Exercise aim >> Can the data below be echoed back word for word?

(Rows from a dataset)

/---

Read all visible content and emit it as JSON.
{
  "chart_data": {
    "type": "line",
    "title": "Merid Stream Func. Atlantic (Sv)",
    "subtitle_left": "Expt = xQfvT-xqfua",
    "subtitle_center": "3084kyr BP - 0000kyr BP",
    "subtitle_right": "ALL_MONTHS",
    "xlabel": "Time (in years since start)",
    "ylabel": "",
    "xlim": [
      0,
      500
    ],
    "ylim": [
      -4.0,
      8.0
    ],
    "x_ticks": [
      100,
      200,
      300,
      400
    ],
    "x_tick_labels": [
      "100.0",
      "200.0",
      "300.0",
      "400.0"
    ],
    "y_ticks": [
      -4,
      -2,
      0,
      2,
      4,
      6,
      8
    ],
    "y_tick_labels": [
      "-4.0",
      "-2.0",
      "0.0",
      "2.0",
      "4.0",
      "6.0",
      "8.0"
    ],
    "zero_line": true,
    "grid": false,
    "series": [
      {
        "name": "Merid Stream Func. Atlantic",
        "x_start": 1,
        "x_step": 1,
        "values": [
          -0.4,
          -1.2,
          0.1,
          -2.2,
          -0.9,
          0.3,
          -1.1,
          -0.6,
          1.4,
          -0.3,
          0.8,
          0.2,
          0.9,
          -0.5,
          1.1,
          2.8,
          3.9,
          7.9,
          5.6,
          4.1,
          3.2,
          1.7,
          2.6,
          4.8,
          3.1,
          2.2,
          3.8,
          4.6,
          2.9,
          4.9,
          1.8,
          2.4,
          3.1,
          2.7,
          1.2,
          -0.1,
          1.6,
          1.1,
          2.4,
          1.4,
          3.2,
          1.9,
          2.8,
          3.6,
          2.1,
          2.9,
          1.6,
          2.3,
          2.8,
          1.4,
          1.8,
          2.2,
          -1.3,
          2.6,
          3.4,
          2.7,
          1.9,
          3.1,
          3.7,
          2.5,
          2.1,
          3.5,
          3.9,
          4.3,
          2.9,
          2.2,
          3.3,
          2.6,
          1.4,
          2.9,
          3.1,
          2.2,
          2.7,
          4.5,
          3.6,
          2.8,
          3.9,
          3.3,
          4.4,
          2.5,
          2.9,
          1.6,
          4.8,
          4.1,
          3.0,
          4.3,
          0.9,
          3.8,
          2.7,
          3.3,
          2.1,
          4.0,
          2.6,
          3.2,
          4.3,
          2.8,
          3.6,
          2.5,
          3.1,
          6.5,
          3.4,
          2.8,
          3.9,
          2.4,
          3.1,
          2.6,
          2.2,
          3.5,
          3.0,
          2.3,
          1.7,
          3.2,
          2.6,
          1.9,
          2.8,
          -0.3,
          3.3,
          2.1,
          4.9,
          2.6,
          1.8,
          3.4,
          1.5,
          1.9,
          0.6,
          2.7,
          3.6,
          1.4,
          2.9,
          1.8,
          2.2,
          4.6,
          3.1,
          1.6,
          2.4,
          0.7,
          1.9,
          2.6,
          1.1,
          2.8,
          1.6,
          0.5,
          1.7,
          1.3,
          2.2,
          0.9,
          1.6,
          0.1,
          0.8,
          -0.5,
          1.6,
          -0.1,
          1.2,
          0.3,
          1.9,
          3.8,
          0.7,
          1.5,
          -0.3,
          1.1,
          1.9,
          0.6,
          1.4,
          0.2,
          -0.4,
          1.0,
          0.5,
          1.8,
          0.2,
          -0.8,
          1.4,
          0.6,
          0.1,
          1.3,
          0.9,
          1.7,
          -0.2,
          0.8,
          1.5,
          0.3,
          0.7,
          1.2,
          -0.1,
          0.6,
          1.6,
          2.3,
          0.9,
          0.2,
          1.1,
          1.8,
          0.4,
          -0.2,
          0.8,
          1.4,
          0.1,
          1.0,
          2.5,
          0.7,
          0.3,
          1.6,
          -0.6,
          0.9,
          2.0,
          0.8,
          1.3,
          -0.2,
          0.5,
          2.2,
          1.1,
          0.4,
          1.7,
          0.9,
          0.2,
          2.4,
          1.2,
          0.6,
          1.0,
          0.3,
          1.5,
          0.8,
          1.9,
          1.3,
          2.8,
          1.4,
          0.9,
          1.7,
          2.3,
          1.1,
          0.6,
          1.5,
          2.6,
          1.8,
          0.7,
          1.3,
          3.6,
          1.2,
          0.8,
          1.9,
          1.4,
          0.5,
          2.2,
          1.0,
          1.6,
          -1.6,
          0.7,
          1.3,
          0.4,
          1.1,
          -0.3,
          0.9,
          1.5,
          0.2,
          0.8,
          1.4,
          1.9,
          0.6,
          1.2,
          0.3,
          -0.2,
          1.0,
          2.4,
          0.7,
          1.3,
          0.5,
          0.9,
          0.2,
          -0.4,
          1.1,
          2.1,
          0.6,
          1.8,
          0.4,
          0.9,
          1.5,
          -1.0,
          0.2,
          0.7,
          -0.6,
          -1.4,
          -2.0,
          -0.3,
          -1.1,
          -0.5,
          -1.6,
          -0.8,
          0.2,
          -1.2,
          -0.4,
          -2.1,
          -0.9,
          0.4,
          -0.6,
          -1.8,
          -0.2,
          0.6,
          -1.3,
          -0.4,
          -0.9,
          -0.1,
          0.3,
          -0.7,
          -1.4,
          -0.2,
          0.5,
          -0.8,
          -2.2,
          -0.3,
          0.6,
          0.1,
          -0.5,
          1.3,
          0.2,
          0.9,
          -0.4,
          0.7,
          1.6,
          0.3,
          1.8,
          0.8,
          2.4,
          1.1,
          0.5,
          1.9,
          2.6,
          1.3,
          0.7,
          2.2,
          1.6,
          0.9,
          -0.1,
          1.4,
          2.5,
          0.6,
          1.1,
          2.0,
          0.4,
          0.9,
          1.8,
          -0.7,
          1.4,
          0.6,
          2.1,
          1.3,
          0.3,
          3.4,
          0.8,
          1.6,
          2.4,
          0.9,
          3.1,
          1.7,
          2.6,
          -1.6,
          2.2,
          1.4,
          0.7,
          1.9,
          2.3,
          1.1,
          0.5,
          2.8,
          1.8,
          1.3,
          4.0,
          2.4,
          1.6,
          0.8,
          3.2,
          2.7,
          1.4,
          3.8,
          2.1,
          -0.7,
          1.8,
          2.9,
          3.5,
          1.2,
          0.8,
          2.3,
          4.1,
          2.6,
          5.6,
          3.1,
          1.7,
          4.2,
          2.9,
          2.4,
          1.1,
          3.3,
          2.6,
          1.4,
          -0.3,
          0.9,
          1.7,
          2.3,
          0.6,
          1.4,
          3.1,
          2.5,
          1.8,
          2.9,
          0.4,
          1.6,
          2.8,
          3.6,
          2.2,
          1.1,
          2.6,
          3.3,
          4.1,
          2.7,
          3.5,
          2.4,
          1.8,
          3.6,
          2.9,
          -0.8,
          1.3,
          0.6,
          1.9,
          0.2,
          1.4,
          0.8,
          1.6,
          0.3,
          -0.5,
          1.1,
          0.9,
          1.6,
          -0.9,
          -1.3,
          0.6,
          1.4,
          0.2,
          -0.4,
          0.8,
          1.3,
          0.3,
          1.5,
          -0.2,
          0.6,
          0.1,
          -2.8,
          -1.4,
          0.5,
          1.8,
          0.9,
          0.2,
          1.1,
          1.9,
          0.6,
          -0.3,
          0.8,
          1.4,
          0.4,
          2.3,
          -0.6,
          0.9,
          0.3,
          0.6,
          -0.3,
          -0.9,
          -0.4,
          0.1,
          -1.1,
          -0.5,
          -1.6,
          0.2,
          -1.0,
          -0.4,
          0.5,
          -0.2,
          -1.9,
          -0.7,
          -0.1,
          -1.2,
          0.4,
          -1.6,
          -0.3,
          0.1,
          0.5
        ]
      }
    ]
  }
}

\---

Answer below >>
Read all visible content and emit it as JSON.
{
  "chart_data": {
    "type": "line",
    "title": "Merid Stream Func. Atlantic (Sv)",
    "subtitle_left": "Expt = xQfvT-xqfua",
    "subtitle_center": "3084kyr BP - 0000kyr BP",
    "subtitle_right": "ALL_MONTHS",
    "xlabel": "Time (in years since start)",
    "ylabel": "",
    "xlim": [
      0,
      500
    ],
    "ylim": [
      -4.0,
      8.0
    ],
    "x_ticks": [
      100,
      200,
      300,
      400
    ],
    "x_tick_labels": [
      "100.0",
      "200.0",
      "300.0",
      "400.0"
    ],
    "y_ticks": [
      -4,
      -2,
      0,
      2,
      4,
      6,
      8
    ],
    "y_tick_labels": [
      "-4.0",
      "-2.0",
      "0.0",
      "2.0",
      "4.0",
      "6.0",
      "8.0"
    ],
    "zero_line": true,
    "grid": false,
    "series": [
      {
        "name": "Merid Stream Func. Atlantic",
        "x_start": 1,
        "x_step": 1,
        "values": [
          -0.4,
          -1.2,
          0.1,
          -2.2,
          -0.9,
          0.3,
          -1.1,
          -0.6,
          1.4,
          -0.3,
          0.8,
          0.2,
          0.9,
          -0.5,
          1.1,
          2.8,
          3.9,
          7.9,
          5.6,
          4.1,
          3.2,
          1.7,
          2.6,
          4.8,
          3.1,
          2.2,
          3.8,
          4.6,
          2.9,
          4.9,
          1.8,
          2.4,
          3.1,
          2.7,
          1.2,
          -0.1,
          1.6,
          1.1,
          2.4,
          1.4,
          3.2,
          1.9,
          2.8,
          3.6,
          2.1,
          2.9,
          1.6,
          2.3,
          2.8,
          1.4,
          1.8,
          2.2,
          -1.3,
          2.6,
          3.4,
          2.7,
          1.9,
          3.1,
          3.7,
          2.5,
          2.1,
          3.5,
          3.9,
          4.3,
          2.9,
          2.2,
          3.3,
          2.6,
          1.4,
          2.9,
          3.1,
          2.2,
          2.7,
          4.5,
          3.6,
          2.8,
          3.9,
          3.3,
          4.4,
          2.5,
          2.9,
          1.6,
          4.8,
          4.1,
          3.0,
          4.3,
          0.9,
          3.8,
          2.7,
          3.3,
          2.1,
          4.0,
          2.6,
          3.2,
          4.3,
          2.8,
          3.6,
          2.5,
          3.1,
          6.5,
          3.4,
          2.8,
          3.9,
          2.4,
          3.1,
          2.6,
          2.2,
          3.5,
          3.0,
          2.3,
          1.7,
          3.2,
          2.6,
          1.9,
          2.8,
          -0.3,
          3.3,
          2.1,
          4.9,
          2.6,
          1.8,
          3.4,
          1.5,
          1.9,
          0.6,
          2.7,
          3.6,
          1.4,
          2.9,
          1.8,
          2.2,
          4.6,
          3.1,
          1.6,
          2.4,
          0.7,
          1.9,
          2.6,
          1.1,
          2.8,
          1.6,
          0.5,
          1.7,
          1.3,
          2.2,
          0.9,
          1.6,
          0.1,
          0.8,
          -0.5,
          1.6,
          -0.1,
          1.2,
          0.3,
          1.9,
          3.8,
          0.7,
          1.5,
          -0.3,
          1.1,
          1.9,
          0.6,
          1.4,
          0.2,
          -0.4,
          1.0,
          0.5,
          1.8,
          0.2,
          -0.8,
          1.4,
          0.6,
          0.1,
          1.3,
          0.9,
          1.7,
          -0.2,
          0.8,
          1.5,
          0.3,
          0.7,
          1.2,
          -0.1,
          0.6,
          1.6,
          2.3,
          0.9,
          0.2,
          1.1,
          1.8,
          0.4,
          -0.2,
          0.8,
          1.4,
          0.1,
          1.0,
          2.5,
          0.7,
          0.3,
          1.6,
          -0.6,
          0.9,
          2.0,
          0.8,
          1.3,
          -0.2,
          0.5,
          2.2,
          1.1,
          0.4,
          1.7,
          0.9,
          0.2,
          2.4,
          1.2,
          0.6,
          1.0,
          0.3,
          1.5,
          0.8,
          1.9,
          1.3,
          2.8,
          1.4,
          0.9,
          1.7,
          2.3,
          1.1,
          0.6,
          1.5,
          2.6,
          1.8,
          0.7,
          1.3,
          3.6,
          1.2,
          0.8,
          1.9,
          1.4,
          0.5,
          2.2,
          1.0,
          1.6,
          -1.6,
          0.7,
          1.3,
          0.4,
          1.1,
          -0.3,
          0.9,
          1.5,
          0.2,
          0.8,
          1.4,
          1.9,
          0.6,
          1.2,
          0.3,
          -0.2,
          1.0,
          2.4,
          0.7,
          1.3,
          0.5,
          0.9,
          0.2,
          -0.4,
          1.1,
          2.1,
          0.6,
          1.8,
          0.4,
          0.9,
          1.5,
          -1.0,
          0.2,
          0.7,
          -0.6,
          -1.4,
          -2.0,
          -0.3,
          -1.1,
          -0.5,
          -1.6,
          -0.8,
          0.2,
          -1.2,
          -0.4,
          -2.1,
          -0.9,
          0.4,
          -0.6,
          -1.8,
          -0.2,
          0.6,
          -1.3,
          -0.4,
          -0.9,
          -0.1,
          0.3,
          -0.7,
          -1.4,
          -0.2,
          0.5,
          -0.8,
          -2.2,
          -0.3,
          0.6,
          0.1,
          -0.5,
          1.3,
          0.2,
          0.9,
          -0.4,
          0.7,
          1.6,
          0.3,
          1.8,
          0.8,
          2.4,
          1.1,
          0.5,
          1.9,
          2.6,
          1.3,
          0.7,
          2.2,
          1.6,
          0.9,
          -0.1,
          1.4,
          2.5,
          0.6,
          1.1,
          2.0,
          0.4,
          0.9,
          1.8,
          -0.7,
          1.4,
          0.6,
          2.1,
          1.3,
          0.3,
          3.4,
          0.8,
          1.6,
          2.4,
          0.9,
          3.1,
          1.7,
          2.6,
          -1.6,
          2.2,
          1.4,
          0.7,
          1.9,
          2.3,
          1.1,
          0.5,
          2.8,
          1.8,
          1.3,
          4.0,
          2.4,
          1.6,
          0.8,
          3.2,
          2.7,
          1.4,
          3.8,
          2.1,
          -0.7,
          1.8,
          2.9,
          3.5,
          1.2,
          0.8,
          2.3,
          4.1,
          2.6,
          5.6,
          3.1,
          1.7,
          4.2,
          2.9,
          2.4,
          1.1,
          3.3,
          2.6,
          1.4,
          -0.3,
          0.9,
          1.7,
          2.3,
          0.6,
          1.4,
          3.1,
          2.5,
          1.8,
          2.9,
          0.4,
          1.6,
          2.8,
          3.6,
          2.2,
          1.1,
          2.6,
          3.3,
          4.1,
          2.7,
          3.5,
          2.4,
          1.8,
          3.6,
          2.9,
          -0.8,
          1.3,
          0.6,
          1.9,
          0.2,
          1.4,
          0.8,
          1.6,
          0.3,
          -0.5,
          1.1,
          0.9,
          1.6,
          -0.9,
          -1.3,
          0.6,
          1.4,
          0.2,
          -0.4,
          0.8,
          1.3,
          0.3,
          1.5,
          -0.2,
          0.6,
          0.1,
          -2.8,
          -1.4,
          0.5,
          1.8,
          0.9,
          0.2,
          1.1,
          1.9,
          0.6,
          -0.3,
          0.8,
          1.4,
          0.4,
          2.3,
          -0.6,
          0.9,
          0.3,
          0.6,
          -0.3,
          -0.9,
          -0.4,
          0.1,
          -1.1,
          -0.5,
          -1.6,
          0.2,
          -1.0,
          -0.4,
          0.5,
          -0.2,
          -1.9,
          -0.7,
          -0.1,
          -1.2,
          0.4,
          -1.6,
          -0.3,
          0.1,
          0.5
        ]
      }
    ]
  }
}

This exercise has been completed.